** Start **
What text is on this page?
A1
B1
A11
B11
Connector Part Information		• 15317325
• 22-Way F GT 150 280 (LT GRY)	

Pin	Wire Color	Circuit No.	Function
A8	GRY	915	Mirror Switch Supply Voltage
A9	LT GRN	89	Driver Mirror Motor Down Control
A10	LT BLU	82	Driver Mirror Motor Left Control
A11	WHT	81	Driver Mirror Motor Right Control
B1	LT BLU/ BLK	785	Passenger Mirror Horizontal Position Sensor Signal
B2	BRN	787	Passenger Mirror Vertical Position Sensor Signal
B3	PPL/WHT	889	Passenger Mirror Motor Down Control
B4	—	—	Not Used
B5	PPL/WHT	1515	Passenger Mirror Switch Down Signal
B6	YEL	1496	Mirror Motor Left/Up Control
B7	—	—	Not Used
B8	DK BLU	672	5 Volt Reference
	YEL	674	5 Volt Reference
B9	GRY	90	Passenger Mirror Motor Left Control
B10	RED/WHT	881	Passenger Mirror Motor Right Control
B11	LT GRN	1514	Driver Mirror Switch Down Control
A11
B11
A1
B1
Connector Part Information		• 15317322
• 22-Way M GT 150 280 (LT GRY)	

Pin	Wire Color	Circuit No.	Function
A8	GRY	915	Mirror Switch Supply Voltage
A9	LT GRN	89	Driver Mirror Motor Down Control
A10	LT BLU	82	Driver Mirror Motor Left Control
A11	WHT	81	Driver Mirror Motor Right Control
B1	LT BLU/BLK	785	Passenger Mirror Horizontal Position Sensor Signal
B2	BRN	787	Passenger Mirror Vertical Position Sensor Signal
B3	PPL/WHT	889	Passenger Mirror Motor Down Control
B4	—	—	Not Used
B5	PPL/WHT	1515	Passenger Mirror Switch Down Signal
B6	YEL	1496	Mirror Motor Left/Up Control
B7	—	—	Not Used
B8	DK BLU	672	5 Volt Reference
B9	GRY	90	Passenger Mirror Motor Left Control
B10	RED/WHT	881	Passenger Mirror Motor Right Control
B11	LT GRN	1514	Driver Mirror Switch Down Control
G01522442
** End **
**Exercise instructions**
Extract all of the data above without altering anything.

**Exercise answer**
What text is on this page?
A1
B1
A11
B11
Connector Part Information		• 15317325
• 22-Way F GT 150 280 (LT GRY)	

Pin	Wire Color	Circuit No.	Function
A8	GRY	915	Mirror Switch Supply Voltage
A9	LT GRN	89	Driver Mirror Motor Down Control
A10	LT BLU	82	Driver Mirror Motor Left Control
A11	WHT	81	Driver Mirror Motor Right Control
B1	LT BLU/ BLK	785	Passenger Mirror Horizontal Position Sensor Signal
B2	BRN	787	Passenger Mirror Vertical Position Sensor Signal
B3	PPL/WHT	889	Passenger Mirror Motor Down Control
B4	—	—	Not Used
B5	PPL/WHT	1515	Passenger Mirror Switch Down Signal
B6	YEL	1496	Mirror Motor Left/Up Control
B7	—	—	Not Used
B8	DK BLU	672	5 Volt Reference
	YEL	674	5 Volt Reference
B9	GRY	90	Passenger Mirror Motor Left Control
B10	RED/WHT	881	Passenger Mirror Motor Right Control
B11	LT GRN	1514	Driver Mirror Switch Down Control
A11
B11
A1
B1
Connector Part Information		• 15317322
• 22-Way M GT 150 280 (LT GRY)	

Pin	Wire Color	Circuit No.	Function
A8	GRY	915	Mirror Switch Supply Voltage
A9	LT GRN	89	Driver Mirror Motor Down Control
A10	LT BLU	82	Driver Mirror Motor Left Control
A11	WHT	81	Driver Mirror Motor Right Control
B1	LT BLU/BLK	785	Passenger Mirror Horizontal Position Sensor Signal
B2	BRN	787	Passenger Mirror Vertical Position Sensor Signal
B3	PPL/WHT	889	Passenger Mirror Motor Down Control
B4	—	—	Not Used
B5	PPL/WHT	1515	Passenger Mirror Switch Down Signal
B6	YEL	1496	Mirror Motor Left/Up Control
B7	—	—	Not Used
B8	DK BLU	672	5 Volt Reference
B9	GRY	90	Passenger Mirror Motor Left Control
B10	RED/WHT	881	Passenger Mirror Motor Right Control
B11	LT GRN	1514	Driver Mirror Switch Down Control
G01522442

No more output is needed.